Your task is to copy every line of the entries that contains "JSON".

↓

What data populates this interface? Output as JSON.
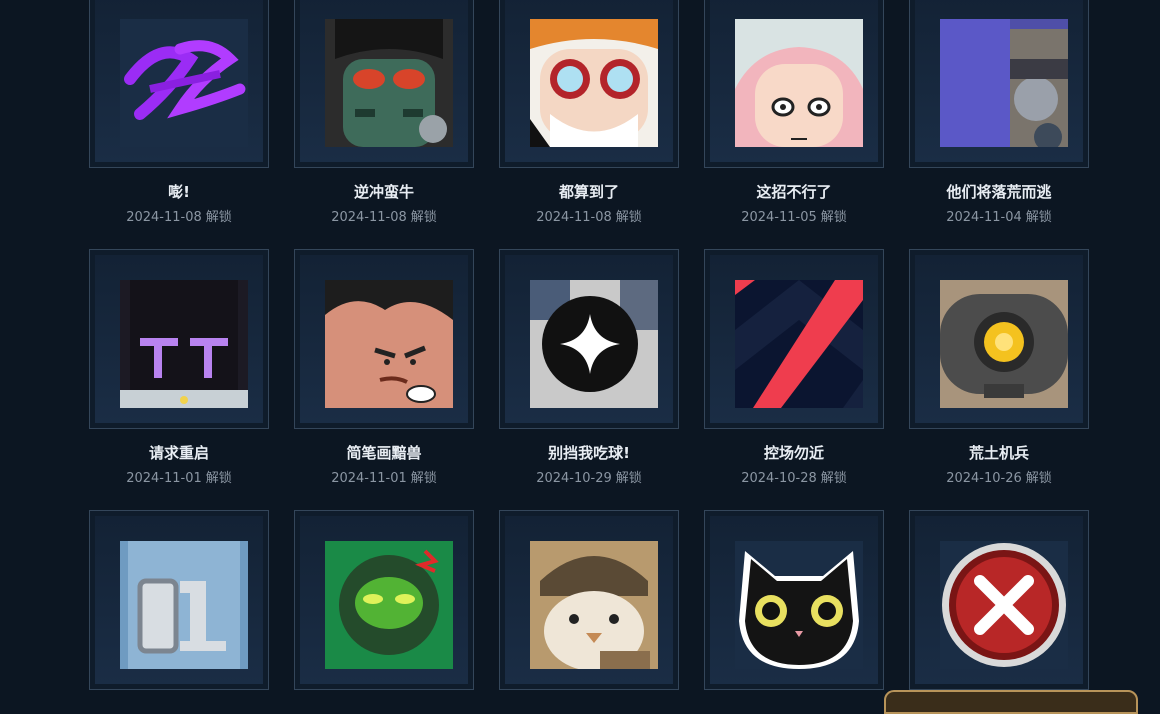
{
  "unlock_label": "解锁",
  "rows": [
    [
      {
        "name": "嘭!",
        "date": "2024-11-08",
        "icon": "purple-graffiti-icon"
      },
      {
        "name": "逆冲蛮牛",
        "date": "2024-11-08",
        "icon": "masked-robot-icon"
      },
      {
        "name": "都算到了",
        "date": "2024-11-08",
        "icon": "goggles-old-man-icon"
      },
      {
        "name": "这招不行了",
        "date": "2024-11-05",
        "icon": "worried-girl-icon"
      },
      {
        "name": "他们将落荒而逃",
        "date": "2024-11-04",
        "icon": "armored-arm-icon"
      }
    ],
    [
      {
        "name": "请求重启",
        "date": "2024-11-01",
        "icon": "robot-face-icon"
      },
      {
        "name": "简笔画黯兽",
        "date": "2024-11-01",
        "icon": "angry-face-icon"
      },
      {
        "name": "别挡我吃球!",
        "date": "2024-10-29",
        "icon": "black-orb-icon"
      },
      {
        "name": "控场勿近",
        "date": "2024-10-28",
        "icon": "chevron-logo-icon"
      },
      {
        "name": "荒土机兵",
        "date": "2024-10-26",
        "icon": "yellow-eye-robot-icon"
      }
    ],
    [
      {
        "name": "",
        "date": "",
        "icon": "number-01-icon"
      },
      {
        "name": "",
        "date": "",
        "icon": "green-soldier-icon"
      },
      {
        "name": "",
        "date": "",
        "icon": "penguin-beanie-icon"
      },
      {
        "name": "",
        "date": "",
        "icon": "black-cat-icon"
      },
      {
        "name": "",
        "date": "",
        "icon": "red-x-icon"
      }
    ]
  ]
}
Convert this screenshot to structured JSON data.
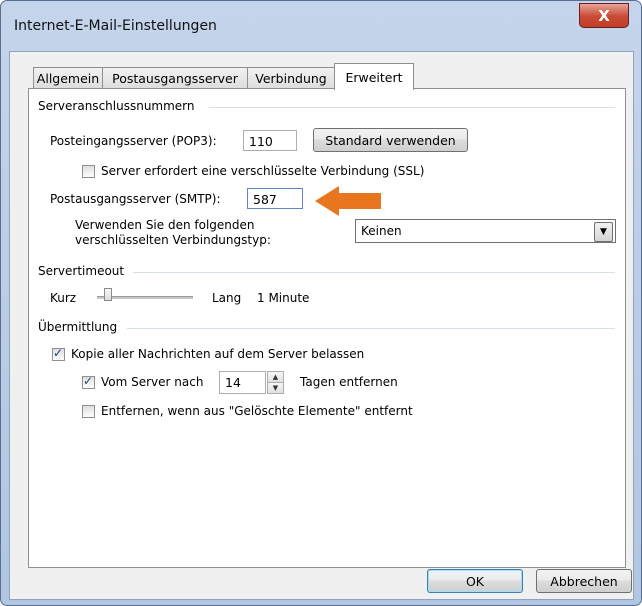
{
  "window": {
    "title": "Internet-E-Mail-Einstellungen",
    "close_glyph": "X"
  },
  "tabs": [
    {
      "label": "Allgemein",
      "active": false
    },
    {
      "label": "Postausgangsserver",
      "active": false
    },
    {
      "label": "Verbindung",
      "active": false
    },
    {
      "label": "Erweitert",
      "active": true
    }
  ],
  "sections": {
    "ports": "Serveranschlussnummern",
    "timeout": "Servertimeout",
    "delivery": "Übermittlung"
  },
  "ports": {
    "incoming_label": "Posteingangsserver (POP3):",
    "incoming_value": "110",
    "default_button": "Standard verwenden",
    "ssl_label": "Server erfordert eine verschlüsselte Verbindung (SSL)",
    "ssl_checked": false,
    "outgoing_label": "Postausgangsserver (SMTP):",
    "outgoing_value": "587",
    "encryption_label_line1": "Verwenden Sie den folgenden",
    "encryption_label_line2": "verschlüsselten Verbindungstyp:",
    "encryption_value": "Keinen"
  },
  "timeout": {
    "short_label": "Kurz",
    "long_label": "Lang",
    "value": "1 Minute",
    "slider_level": 0.1
  },
  "delivery": {
    "keep_copy_label": "Kopie aller Nachrichten auf dem Server belassen",
    "keep_copy_checked": true,
    "remove_after_label": "Vom Server nach",
    "remove_after_checked": true,
    "remove_after_days": "14",
    "remove_after_suffix": "Tagen entfernen",
    "remove_deleted_label": "Entfernen, wenn aus \"Gelöschte Elemente\" entfernt",
    "remove_deleted_checked": false
  },
  "footer": {
    "ok": "OK",
    "cancel": "Abbrechen"
  },
  "colors": {
    "annotation_arrow": "#e8761e",
    "ok_button_border": "#3c7fb1"
  }
}
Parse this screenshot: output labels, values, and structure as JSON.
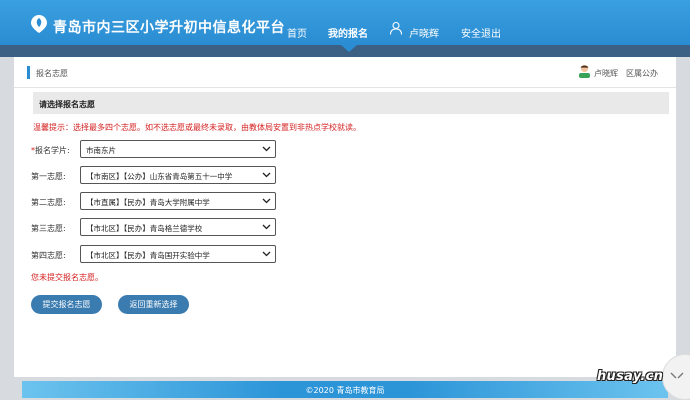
{
  "header": {
    "site_title": "青岛市内三区小学升初中信息化平台",
    "nav": {
      "home": "首页",
      "my_application": "我的报名",
      "user_name": "卢晓辉",
      "logout": "安全退出"
    }
  },
  "breadcrumb": {
    "current": "报名志愿",
    "user_name": "卢晓辉",
    "user_type": "区属公办"
  },
  "form": {
    "section_title": "请选择报名志愿",
    "hint": "温馨提示：选择最多四个志愿。如不选志愿或最终未录取，由教体局安置到非热点学校就读。",
    "rows": [
      {
        "required_mark": "*",
        "label": "报名学片:",
        "value": "市南东片"
      },
      {
        "required_mark": "",
        "label": "第一志愿:",
        "value": "【市南区】【公办】山东省青岛第五十一中学"
      },
      {
        "required_mark": "",
        "label": "第二志愿:",
        "value": "【市直属】【民办】青岛大学附属中学"
      },
      {
        "required_mark": "",
        "label": "第三志愿:",
        "value": "【市北区】【民办】青岛格兰德学校"
      },
      {
        "required_mark": "",
        "label": "第四志愿:",
        "value": "【市北区】【民办】青岛国开实验中学"
      }
    ],
    "status_warning": "您未提交报名志愿。",
    "submit_label": "提交报名志愿",
    "reset_label": "返回重新选择"
  },
  "footer": {
    "copyright": "©2020 青岛市教育局"
  },
  "watermark": "husay.cn",
  "colors": {
    "header_blue": "#2a8cd2",
    "strip_navy": "#3c5f84",
    "warning_red": "#d42020",
    "button_blue": "#3a7bb0"
  },
  "icons": {
    "logo": "location-pin-leaf-icon",
    "user": "user-outline-icon",
    "avatar": "user-avatar-icon",
    "select_arrow": "chevron-down-icon"
  }
}
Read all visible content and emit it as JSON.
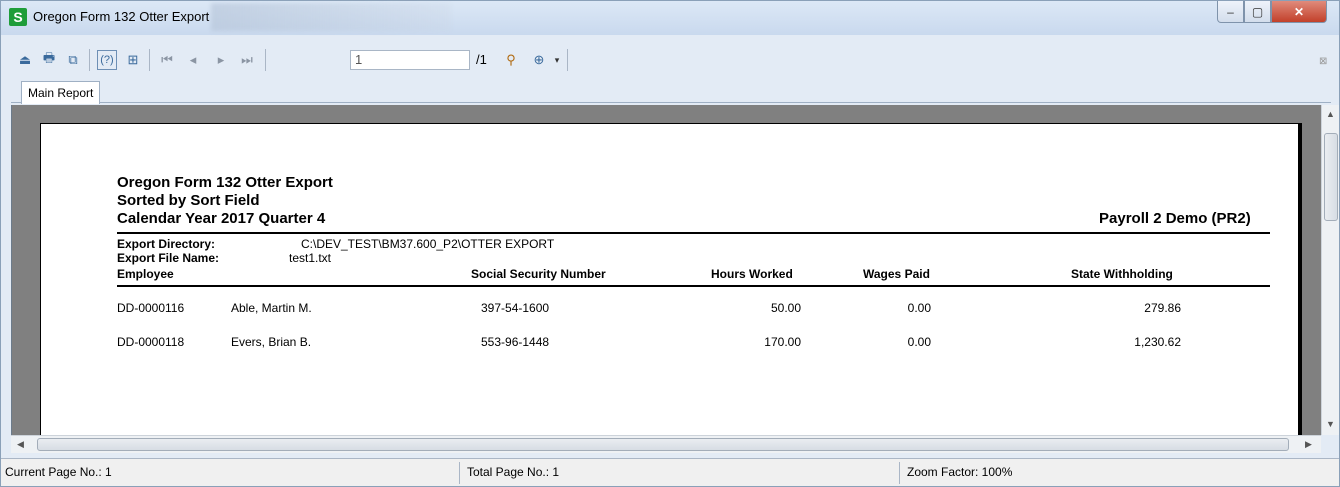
{
  "window": {
    "title": "Oregon Form 132 Otter Export",
    "icon_letter": "S",
    "minimize": "–",
    "maximize": "▢",
    "close": "✕"
  },
  "toolbar": {
    "page_input_value": "1",
    "page_total": "/1"
  },
  "tabs": [
    {
      "label": "Main Report"
    }
  ],
  "report": {
    "title_line1": "Oregon Form 132 Otter Export",
    "title_line2": "Sorted by Sort Field",
    "title_line3": "Calendar Year 2017 Quarter 4",
    "company": "Payroll 2 Demo (PR2)",
    "export_directory_label": "Export Directory:",
    "export_directory_value": "C:\\DEV_TEST\\BM37.600_P2\\OTTER EXPORT",
    "export_file_label": "Export File Name:",
    "export_file_value": "test1.txt",
    "columns": {
      "employee": "Employee",
      "ssn": "Social Security Number",
      "hours": "Hours Worked",
      "wages": "Wages Paid",
      "withholding": "State Withholding"
    },
    "rows": [
      {
        "id": "DD-0000116",
        "name": "Able, Martin M.",
        "ssn": "397-54-1600",
        "hours": "50.00",
        "wages": "0.00",
        "withholding": "279.86"
      },
      {
        "id": "DD-0000118",
        "name": "Evers, Brian B.",
        "ssn": "553-96-1448",
        "hours": "170.00",
        "wages": "0.00",
        "withholding": "1,230.62"
      }
    ]
  },
  "status": {
    "current_page": "Current Page No.: 1",
    "total_page": "Total Page No.: 1",
    "zoom": "Zoom Factor: 100%"
  }
}
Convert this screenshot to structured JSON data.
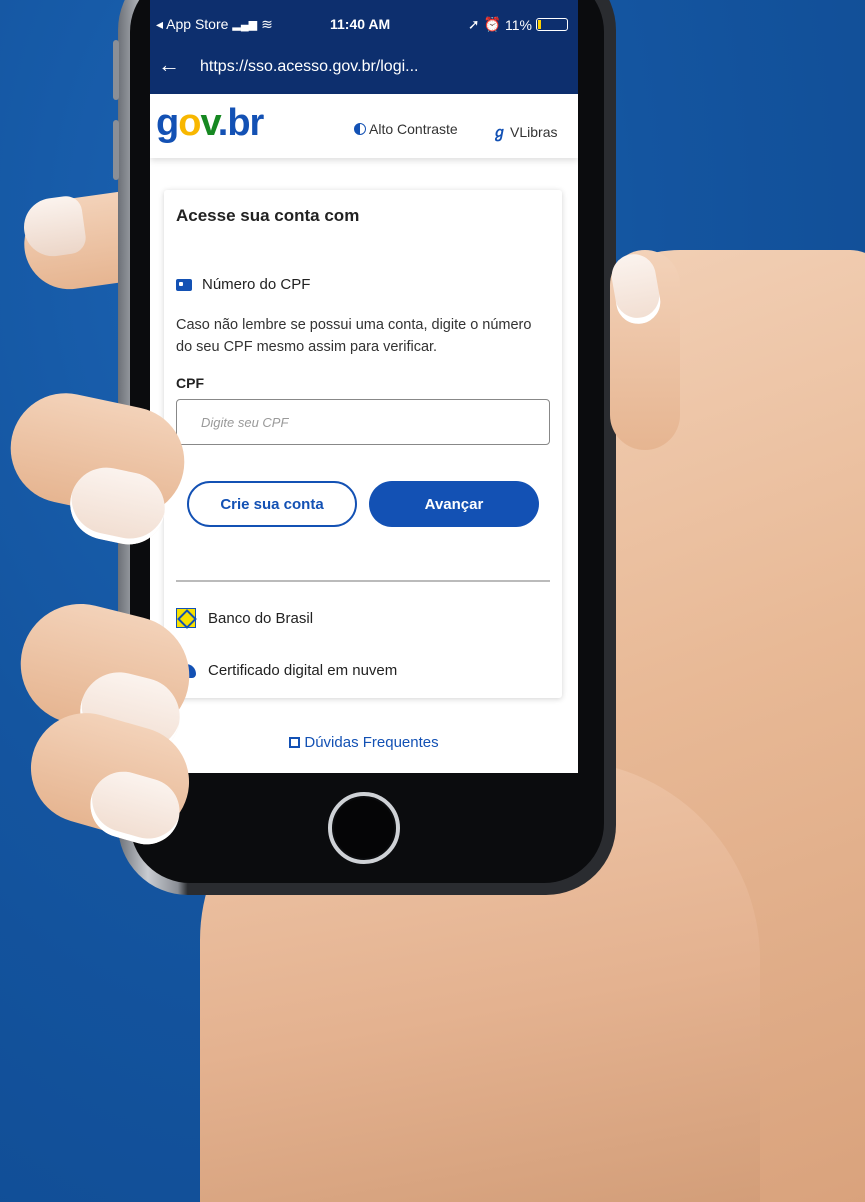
{
  "status_bar": {
    "back_app": "◂ App Store",
    "signal": "▂▄▆",
    "wifi": "≋",
    "time": "11:40 AM",
    "battery_pct": "11%",
    "battery_level": 0.11,
    "location_icon": "location-arrow-icon",
    "alarm_icon": "alarm-icon"
  },
  "browser": {
    "url": "https://sso.acesso.gov.br/logi..."
  },
  "header": {
    "logo": {
      "g": "g",
      "o": "o",
      "v": "v",
      "dot": ".",
      "br": "br"
    },
    "contrast_label": "Alto Contraste",
    "libras_label": "VLibras"
  },
  "card": {
    "title": "Acesse sua conta com",
    "cpf_option_label": "Número do CPF",
    "help_text": "Caso não lembre se possui uma conta, digite o número do seu CPF mesmo assim para verificar.",
    "cpf_field_label": "CPF",
    "cpf_placeholder": "Digite seu CPF",
    "create_account_label": "Crie sua conta",
    "next_label": "Avançar",
    "other_options": [
      {
        "label": "Banco do Brasil",
        "icon": "banco-do-brasil-icon"
      },
      {
        "label": "Certificado digital em nuvem",
        "icon": "cloud-certificate-icon"
      }
    ]
  },
  "footer": {
    "faq_label": "Dúvidas Frequentes"
  },
  "colors": {
    "background": "#1455a0",
    "brand_blue": "#1351b4",
    "status_bar": "#0d2f6e",
    "logo_yellow": "#f8b700",
    "logo_green": "#168821"
  }
}
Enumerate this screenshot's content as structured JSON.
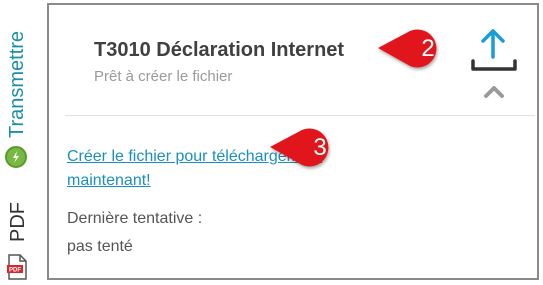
{
  "sidebar": {
    "tabs": [
      {
        "label": "Transmettre",
        "icon": "transmit-icon",
        "color": "#1a8fa8"
      },
      {
        "label": "PDF",
        "icon": "pdf-icon",
        "color": "#333333"
      }
    ]
  },
  "card": {
    "title": "T3010 Déclaration Internet",
    "subtitle": "Prêt à créer le fichier",
    "upload_icon": "upload-icon",
    "collapse_icon": "chevron-up-icon",
    "create_link": "Créer le fichier pour téléchargement maintenant!",
    "last_attempt_label": "Dernière tentative :",
    "last_attempt_value": "pas tenté"
  },
  "callouts": [
    {
      "number": "2",
      "color": "#e0161e"
    },
    {
      "number": "3",
      "color": "#e0161e"
    }
  ],
  "colors": {
    "accent": "#1a8fc0",
    "card_border": "#8a8a8a",
    "callout": "#e0161e"
  }
}
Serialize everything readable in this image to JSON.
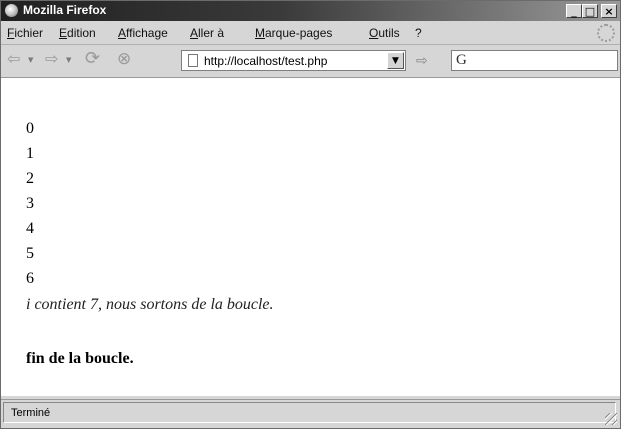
{
  "window": {
    "title": "Mozilla Firefox",
    "min": "_",
    "max": "□",
    "close": "×"
  },
  "menu": [
    "Fichier",
    "Edition",
    "Affichage",
    "Aller à",
    "Marque-pages",
    "Outils",
    "?"
  ],
  "navbar": {
    "url": "http://localhost/test.php",
    "search_engine": "G"
  },
  "content": {
    "lines": [
      "0",
      "1",
      "2",
      "3",
      "4",
      "5",
      "6"
    ],
    "italic_message": "i contient 7, nous sortons de la boucle.",
    "bold_message": "fin de la boucle."
  },
  "status": {
    "text": "Terminé"
  }
}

↑

_SOLUTION TO THIS EXERCISE_
What data populates this interface? Output as JSON.
Convert this screenshot to structured JSON data.
Parse this screenshot: output labels, values, and structure as JSON.
Read all visible content and emit it as JSON.
Convert this screenshot to structured JSON data.
Enumerate this screenshot's content as structured JSON.
Serialize everything readable in this image to JSON.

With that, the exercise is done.